Aim of the task
Copy the Maple forum post below from "Hello everybody. after" to "fix this error?", keeping every character unchanged.

Selected passage
◇ ◇ ◇ ◇ ◇ ◇ ◇

I1 := evalf(ApproximateInt(R15[1, 1], t = 0 .. 1), 4);
NULL;
h := 0.01;
B := zeros([1, 20]);
A := Matrix(1, 20, [ps0, ps1, ps2, p_i0, p_i1, p_i2, ph0, ph1, ph2, pl0, pl1, pl2, gs1, gs2, gi1, gi2, gh1, gh2, gl1, gl2]);
NULL;
for i to 20 do
    B[1, i] := evalf(diff(I1, A[1, i]), 4);
end do;
NULL;
NLPSolve(I1, {B[1, 1] = 0, B[1, 2] = 0, B[1, 3] = 0, B[1, 4] = 0, B[1, 5] = 0, B[1, 6] = 0, B[1, 7] = 0, B[1, 8] = 0, B[1, 9] = 0, B[1, 10] = 0, B[1, 11] = 0, B[1, 12] = 0, B[1, 13] = 0, B[1, 14] = 0, B[1, 15] = 0, B[1, 16] = 0, B[1, 17] = 0, B[1, 18] = 0, B[1, 19] = 0, B[1, 20] = 0});
Error, (in Optimization:-NLPSolve) could not store .2000*(4.61629127484374902+.6380*(.100000000000000019e-1*Gamma(3.)*Gamma(3.85)+.375000000000000116e-3*Gamma(4.)*Gamma(2.85))/Gamma(2.85)/Gamma(3.85))*(.6380*(.100000000000000019e-1*Gamma(3.)*D(Gamma)(3.85)+.375000000000000116e-3*D(Gamma)(4.)*Gamma(2.85)-.112350000000000015e-2*Gamma(4.)*Gamma(2.85))/Gamma(2.85)/Gamma(3.85)-.6380*(.100000000000000019e-1*Gamma(3.)*Gamma(3.85)+.375000000000000116e-3*Gamma(4.)*Gamma(2.85))/Gamma(2.85)/Gamma(3.85)^2*D(Gamma)(3.85)-.238097850000000034e-2)+.594623719800000056e-3*(.333300000000000046e-2*Gamma(3.)*Gamma(3.85)+.125000000000000030e-3*Gamma(4.)*Gamma(2.8...

Hello everybody. after running this code in Maple i get NLPSolve error (could not store...). I asked this question before and shared a picture. now i well share the code. how can i fix this error?

◇ ◇ ◇ ◇ ◇ ◇ ◇

Data listing
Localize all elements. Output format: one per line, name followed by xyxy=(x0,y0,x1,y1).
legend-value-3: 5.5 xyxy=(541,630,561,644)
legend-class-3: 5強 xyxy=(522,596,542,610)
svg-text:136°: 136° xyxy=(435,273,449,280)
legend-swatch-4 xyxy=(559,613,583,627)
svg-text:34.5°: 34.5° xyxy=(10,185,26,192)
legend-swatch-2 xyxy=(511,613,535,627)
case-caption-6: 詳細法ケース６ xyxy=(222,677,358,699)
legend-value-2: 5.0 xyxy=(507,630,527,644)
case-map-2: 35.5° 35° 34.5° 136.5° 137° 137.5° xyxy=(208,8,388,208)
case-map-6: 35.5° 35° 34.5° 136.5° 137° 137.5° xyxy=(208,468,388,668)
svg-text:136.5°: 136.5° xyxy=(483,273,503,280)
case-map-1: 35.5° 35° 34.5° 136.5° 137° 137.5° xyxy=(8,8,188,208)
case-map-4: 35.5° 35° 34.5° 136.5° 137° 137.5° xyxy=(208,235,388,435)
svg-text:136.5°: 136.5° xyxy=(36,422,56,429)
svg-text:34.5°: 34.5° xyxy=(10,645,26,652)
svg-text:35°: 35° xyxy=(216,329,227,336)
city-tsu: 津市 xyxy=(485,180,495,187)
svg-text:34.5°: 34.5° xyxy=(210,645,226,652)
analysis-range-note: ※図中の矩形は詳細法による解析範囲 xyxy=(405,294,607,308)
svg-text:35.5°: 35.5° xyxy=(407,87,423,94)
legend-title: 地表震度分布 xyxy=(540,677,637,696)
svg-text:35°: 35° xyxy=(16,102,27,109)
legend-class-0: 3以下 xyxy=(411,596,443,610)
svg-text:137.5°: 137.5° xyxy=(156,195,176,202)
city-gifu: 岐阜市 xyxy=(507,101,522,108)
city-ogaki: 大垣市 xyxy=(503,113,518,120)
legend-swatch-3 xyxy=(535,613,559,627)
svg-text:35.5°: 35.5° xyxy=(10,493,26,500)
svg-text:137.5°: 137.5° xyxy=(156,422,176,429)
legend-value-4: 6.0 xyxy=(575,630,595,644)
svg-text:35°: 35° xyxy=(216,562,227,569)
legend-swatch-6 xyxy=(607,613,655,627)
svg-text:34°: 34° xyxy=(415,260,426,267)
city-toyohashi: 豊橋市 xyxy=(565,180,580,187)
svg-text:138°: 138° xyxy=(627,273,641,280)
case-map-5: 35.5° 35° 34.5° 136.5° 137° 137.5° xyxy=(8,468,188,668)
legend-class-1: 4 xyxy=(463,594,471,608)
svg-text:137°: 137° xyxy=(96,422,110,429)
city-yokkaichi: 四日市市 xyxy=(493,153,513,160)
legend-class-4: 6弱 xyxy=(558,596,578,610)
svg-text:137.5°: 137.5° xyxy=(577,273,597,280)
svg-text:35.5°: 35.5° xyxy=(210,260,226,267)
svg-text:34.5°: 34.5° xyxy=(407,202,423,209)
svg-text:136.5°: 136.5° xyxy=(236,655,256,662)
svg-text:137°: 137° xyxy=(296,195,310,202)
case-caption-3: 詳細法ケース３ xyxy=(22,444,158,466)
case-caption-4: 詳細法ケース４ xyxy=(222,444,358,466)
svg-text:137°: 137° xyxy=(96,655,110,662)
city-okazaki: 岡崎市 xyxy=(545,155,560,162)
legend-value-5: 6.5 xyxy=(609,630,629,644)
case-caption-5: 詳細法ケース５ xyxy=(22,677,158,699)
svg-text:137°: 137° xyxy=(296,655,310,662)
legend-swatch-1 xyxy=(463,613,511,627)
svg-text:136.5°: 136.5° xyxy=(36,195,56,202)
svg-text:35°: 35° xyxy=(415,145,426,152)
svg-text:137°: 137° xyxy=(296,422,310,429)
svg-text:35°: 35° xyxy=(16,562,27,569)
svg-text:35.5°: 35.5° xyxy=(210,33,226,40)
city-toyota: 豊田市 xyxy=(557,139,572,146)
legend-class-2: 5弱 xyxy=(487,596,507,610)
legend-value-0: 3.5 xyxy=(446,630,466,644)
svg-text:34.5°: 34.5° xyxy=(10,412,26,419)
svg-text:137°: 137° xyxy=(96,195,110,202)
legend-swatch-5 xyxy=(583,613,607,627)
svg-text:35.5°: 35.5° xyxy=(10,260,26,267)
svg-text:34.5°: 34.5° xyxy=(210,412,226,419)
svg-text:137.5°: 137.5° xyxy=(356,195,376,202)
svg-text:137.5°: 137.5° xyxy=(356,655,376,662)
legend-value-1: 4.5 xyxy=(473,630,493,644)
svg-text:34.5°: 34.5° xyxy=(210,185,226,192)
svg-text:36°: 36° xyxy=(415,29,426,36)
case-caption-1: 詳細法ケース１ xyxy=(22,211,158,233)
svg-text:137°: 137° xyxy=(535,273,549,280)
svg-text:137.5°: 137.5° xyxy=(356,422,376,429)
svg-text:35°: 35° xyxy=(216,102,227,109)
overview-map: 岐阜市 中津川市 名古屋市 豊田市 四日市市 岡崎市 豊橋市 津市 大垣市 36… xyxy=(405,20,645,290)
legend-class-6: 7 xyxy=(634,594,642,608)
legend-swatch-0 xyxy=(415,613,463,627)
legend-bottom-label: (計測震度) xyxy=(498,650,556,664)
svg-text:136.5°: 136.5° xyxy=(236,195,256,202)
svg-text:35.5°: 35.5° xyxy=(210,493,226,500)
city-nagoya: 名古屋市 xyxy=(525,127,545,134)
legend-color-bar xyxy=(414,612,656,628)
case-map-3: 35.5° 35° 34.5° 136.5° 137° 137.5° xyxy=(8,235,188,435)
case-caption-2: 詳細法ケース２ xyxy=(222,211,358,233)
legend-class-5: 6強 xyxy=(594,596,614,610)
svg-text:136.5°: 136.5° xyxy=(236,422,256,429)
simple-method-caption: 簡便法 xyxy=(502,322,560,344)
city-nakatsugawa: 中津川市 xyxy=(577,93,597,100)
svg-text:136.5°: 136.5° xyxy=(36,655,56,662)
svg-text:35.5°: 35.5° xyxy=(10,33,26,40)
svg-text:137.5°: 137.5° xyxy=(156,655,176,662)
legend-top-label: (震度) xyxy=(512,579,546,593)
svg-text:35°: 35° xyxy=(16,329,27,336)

◇ ◇ ◇ ◇ ◇ ◇ ◇

Task output
Hello everybody. after running this code in Maple i get NLPSolve error (could not store...). I asked this question before and shared a picture. now i well share the code. how can i fix this error?